Go through the entries below and retype them exactly, omitting each picture.

═══ Record set

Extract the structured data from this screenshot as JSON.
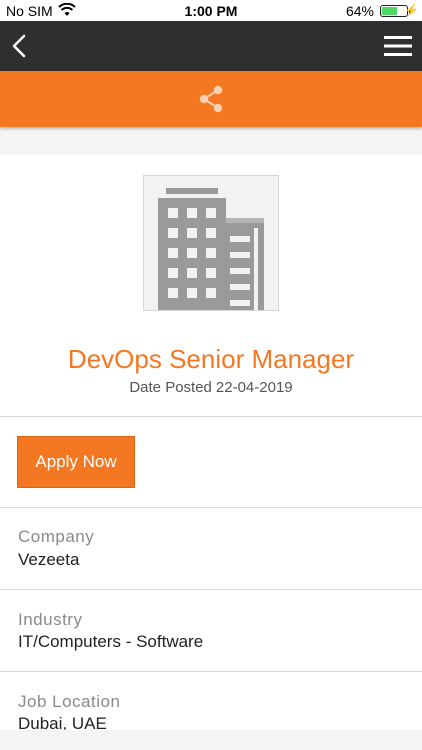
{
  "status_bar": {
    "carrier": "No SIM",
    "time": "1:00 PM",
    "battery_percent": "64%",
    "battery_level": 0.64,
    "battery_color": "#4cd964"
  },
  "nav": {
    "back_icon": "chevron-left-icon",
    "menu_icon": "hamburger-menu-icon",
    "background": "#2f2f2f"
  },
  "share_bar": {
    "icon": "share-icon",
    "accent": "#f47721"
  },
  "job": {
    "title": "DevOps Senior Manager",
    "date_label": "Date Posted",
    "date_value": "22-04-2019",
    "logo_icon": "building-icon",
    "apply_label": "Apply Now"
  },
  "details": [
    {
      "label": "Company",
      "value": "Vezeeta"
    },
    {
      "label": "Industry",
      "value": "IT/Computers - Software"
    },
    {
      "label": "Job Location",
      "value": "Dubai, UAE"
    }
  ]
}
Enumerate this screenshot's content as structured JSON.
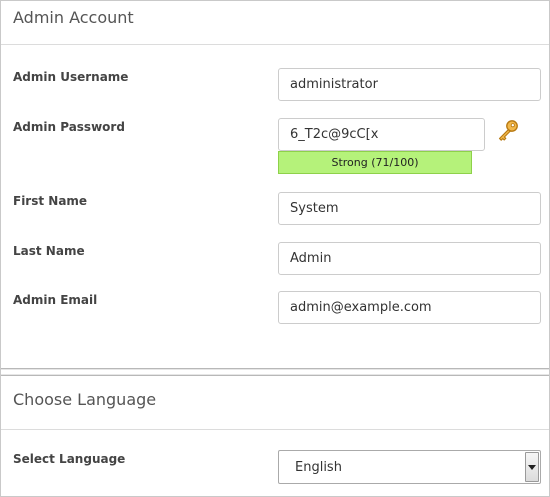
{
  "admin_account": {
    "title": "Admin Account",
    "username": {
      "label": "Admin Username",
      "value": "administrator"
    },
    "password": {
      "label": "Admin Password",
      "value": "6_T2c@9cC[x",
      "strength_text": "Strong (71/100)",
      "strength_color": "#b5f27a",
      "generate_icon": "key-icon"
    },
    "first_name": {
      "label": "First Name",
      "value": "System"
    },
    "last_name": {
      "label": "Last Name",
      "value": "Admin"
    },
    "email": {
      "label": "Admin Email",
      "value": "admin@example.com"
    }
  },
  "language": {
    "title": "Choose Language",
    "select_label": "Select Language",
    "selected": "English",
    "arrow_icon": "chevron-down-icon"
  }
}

══════

* **Result below**
Extract the structured data from this screenshot as JSON.
{
  "status_bar": {
    "carrier": "No SIM",
    "time": "1:00 PM",
    "battery_percent": "64%",
    "battery_level": 0.64,
    "battery_color": "#4cd964"
  },
  "nav": {
    "back_icon": "chevron-left-icon",
    "menu_icon": "hamburger-menu-icon",
    "background": "#2f2f2f"
  },
  "share_bar": {
    "icon": "share-icon",
    "accent": "#f47721"
  },
  "job": {
    "title": "DevOps Senior Manager",
    "date_label": "Date Posted",
    "date_value": "22-04-2019",
    "logo_icon": "building-icon",
    "apply_label": "Apply Now"
  },
  "details": [
    {
      "label": "Company",
      "value": "Vezeeta"
    },
    {
      "label": "Industry",
      "value": "IT/Computers - Software"
    },
    {
      "label": "Job Location",
      "value": "Dubai, UAE"
    }
  ]
}
Enumerate this screenshot's content as structured JSON.
{
  "admin_account": {
    "title": "Admin Account",
    "username": {
      "label": "Admin Username",
      "value": "administrator"
    },
    "password": {
      "label": "Admin Password",
      "value": "6_T2c@9cC[x",
      "strength_text": "Strong (71/100)",
      "strength_color": "#b5f27a",
      "generate_icon": "key-icon"
    },
    "first_name": {
      "label": "First Name",
      "value": "System"
    },
    "last_name": {
      "label": "Last Name",
      "value": "Admin"
    },
    "email": {
      "label": "Admin Email",
      "value": "admin@example.com"
    }
  },
  "language": {
    "title": "Choose Language",
    "select_label": "Select Language",
    "selected": "English",
    "arrow_icon": "chevron-down-icon"
  }
}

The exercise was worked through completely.